SUPPLIED ENTRIES:

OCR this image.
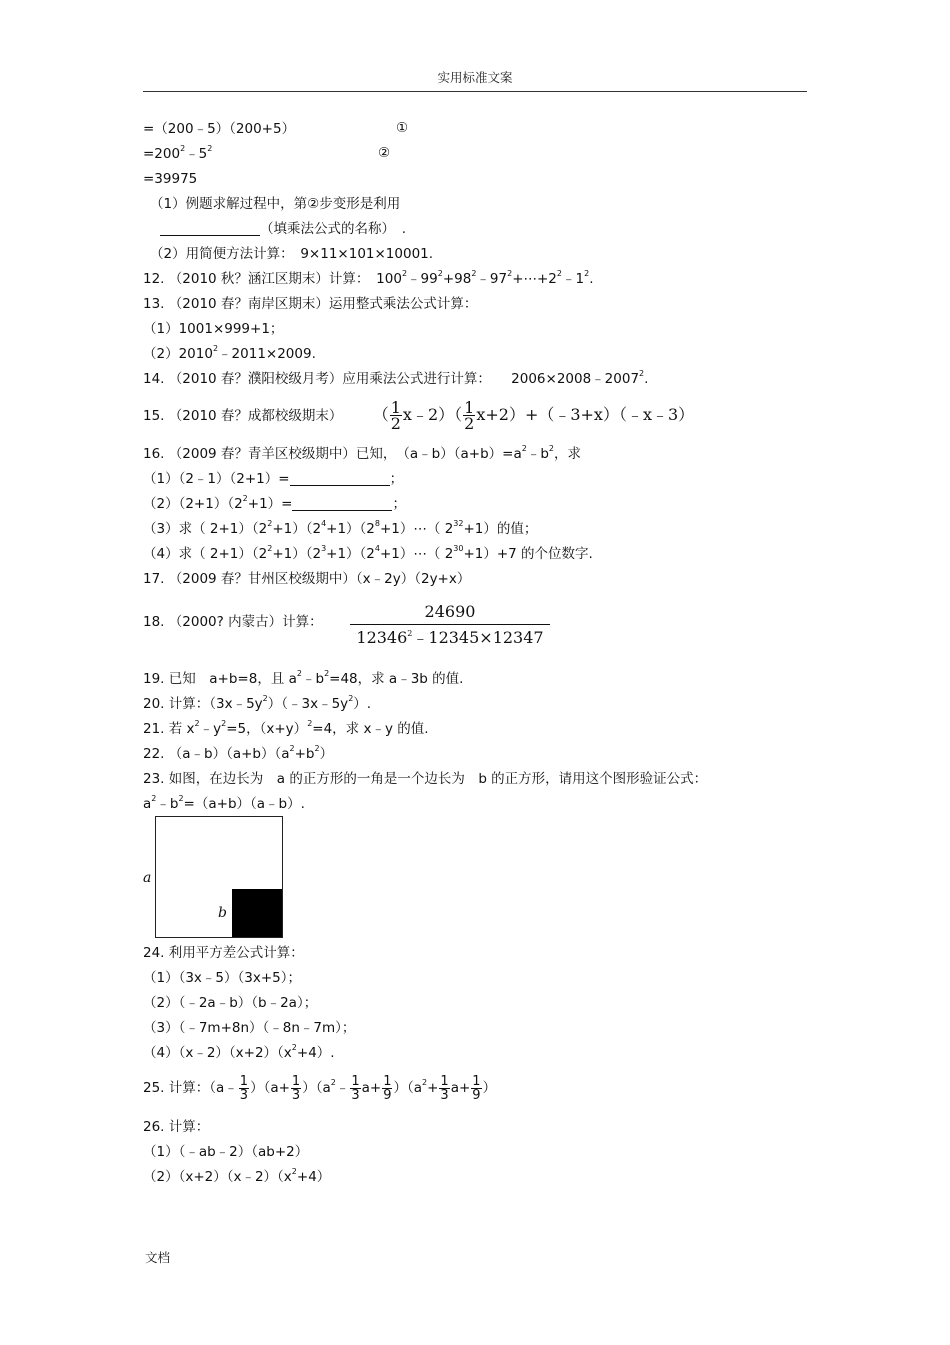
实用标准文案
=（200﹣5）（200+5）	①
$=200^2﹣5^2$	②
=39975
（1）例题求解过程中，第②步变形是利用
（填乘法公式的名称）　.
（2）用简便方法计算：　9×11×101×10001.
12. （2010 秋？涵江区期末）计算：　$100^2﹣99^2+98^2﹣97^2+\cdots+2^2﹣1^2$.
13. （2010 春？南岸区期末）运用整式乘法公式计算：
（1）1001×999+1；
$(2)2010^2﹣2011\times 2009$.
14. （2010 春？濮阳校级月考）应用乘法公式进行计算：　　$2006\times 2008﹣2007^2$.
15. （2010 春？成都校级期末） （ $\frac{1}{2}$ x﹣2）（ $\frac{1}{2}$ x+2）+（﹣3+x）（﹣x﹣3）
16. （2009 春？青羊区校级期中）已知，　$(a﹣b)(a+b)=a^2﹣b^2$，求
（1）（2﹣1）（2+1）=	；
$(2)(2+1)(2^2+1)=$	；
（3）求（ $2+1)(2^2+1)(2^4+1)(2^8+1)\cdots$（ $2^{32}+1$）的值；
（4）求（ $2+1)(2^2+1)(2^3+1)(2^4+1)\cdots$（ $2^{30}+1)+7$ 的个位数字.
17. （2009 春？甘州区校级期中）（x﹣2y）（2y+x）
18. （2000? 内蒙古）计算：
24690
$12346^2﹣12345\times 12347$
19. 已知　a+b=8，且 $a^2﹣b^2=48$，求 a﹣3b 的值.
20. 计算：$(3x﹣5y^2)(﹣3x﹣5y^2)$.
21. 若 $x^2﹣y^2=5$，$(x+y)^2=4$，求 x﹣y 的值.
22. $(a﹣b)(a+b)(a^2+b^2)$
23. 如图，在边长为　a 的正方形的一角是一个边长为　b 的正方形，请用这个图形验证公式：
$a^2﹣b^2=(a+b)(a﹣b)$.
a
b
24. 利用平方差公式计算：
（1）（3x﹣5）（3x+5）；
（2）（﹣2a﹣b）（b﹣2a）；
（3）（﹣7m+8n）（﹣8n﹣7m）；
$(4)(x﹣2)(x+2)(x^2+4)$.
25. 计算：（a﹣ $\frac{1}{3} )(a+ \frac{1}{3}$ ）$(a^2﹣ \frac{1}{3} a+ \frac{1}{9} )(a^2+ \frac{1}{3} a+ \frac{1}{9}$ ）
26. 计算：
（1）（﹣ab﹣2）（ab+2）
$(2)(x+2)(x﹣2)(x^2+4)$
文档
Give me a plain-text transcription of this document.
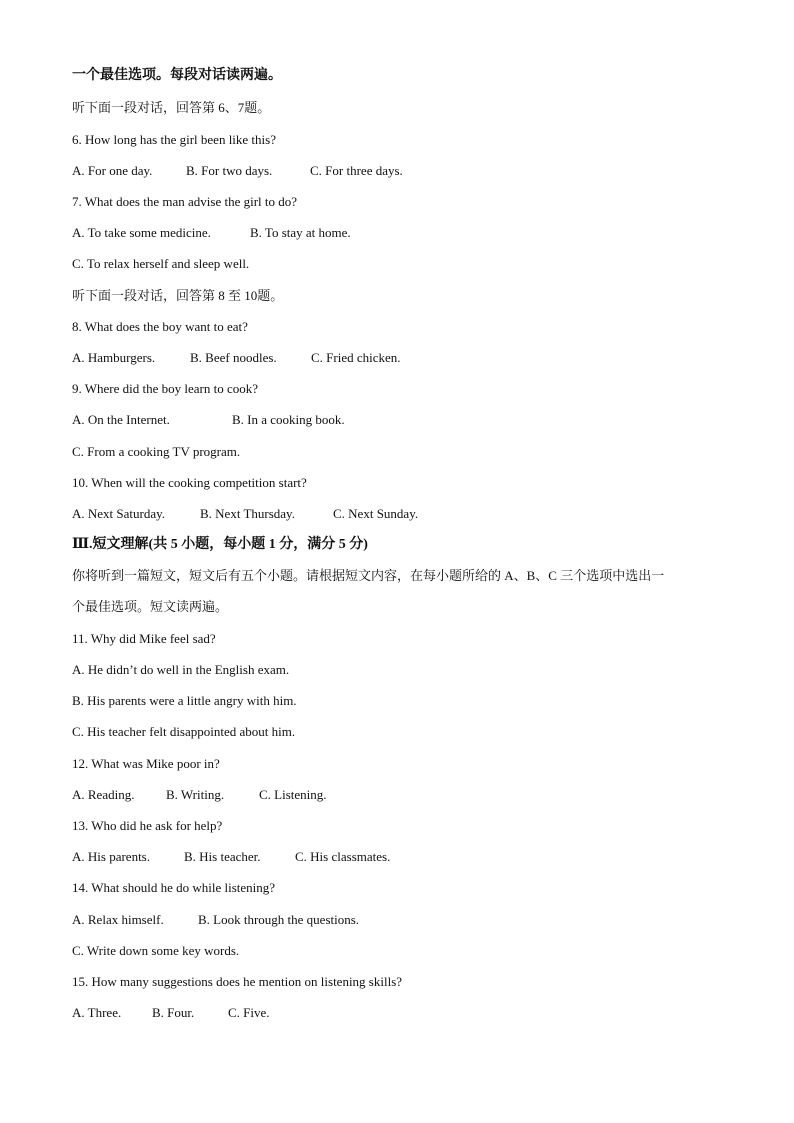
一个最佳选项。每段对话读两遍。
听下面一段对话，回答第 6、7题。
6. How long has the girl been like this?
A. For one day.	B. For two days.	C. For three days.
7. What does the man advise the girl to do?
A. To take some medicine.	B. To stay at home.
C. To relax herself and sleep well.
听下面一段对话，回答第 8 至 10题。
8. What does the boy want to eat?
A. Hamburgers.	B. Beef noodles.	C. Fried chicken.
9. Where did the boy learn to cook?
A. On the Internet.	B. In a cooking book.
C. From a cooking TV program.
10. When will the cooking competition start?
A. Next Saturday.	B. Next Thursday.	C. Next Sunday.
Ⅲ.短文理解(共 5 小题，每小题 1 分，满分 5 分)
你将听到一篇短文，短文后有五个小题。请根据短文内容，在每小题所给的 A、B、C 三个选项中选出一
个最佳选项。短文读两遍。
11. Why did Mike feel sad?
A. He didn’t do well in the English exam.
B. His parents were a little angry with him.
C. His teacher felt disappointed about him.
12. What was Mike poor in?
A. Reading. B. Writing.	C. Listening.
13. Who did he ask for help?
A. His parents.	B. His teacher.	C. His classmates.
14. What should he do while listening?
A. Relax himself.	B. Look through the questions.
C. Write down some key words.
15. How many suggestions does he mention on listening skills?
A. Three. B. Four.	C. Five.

WRITTEN INSTRUCTION:
Show every line of the listing in which the string "What" can be found.

EXERCISE SOLUTION:
7. What does the man advise the girl to do?
8. What does the boy want to eat?
12. What was Mike poor in?
14. What should he do while listening?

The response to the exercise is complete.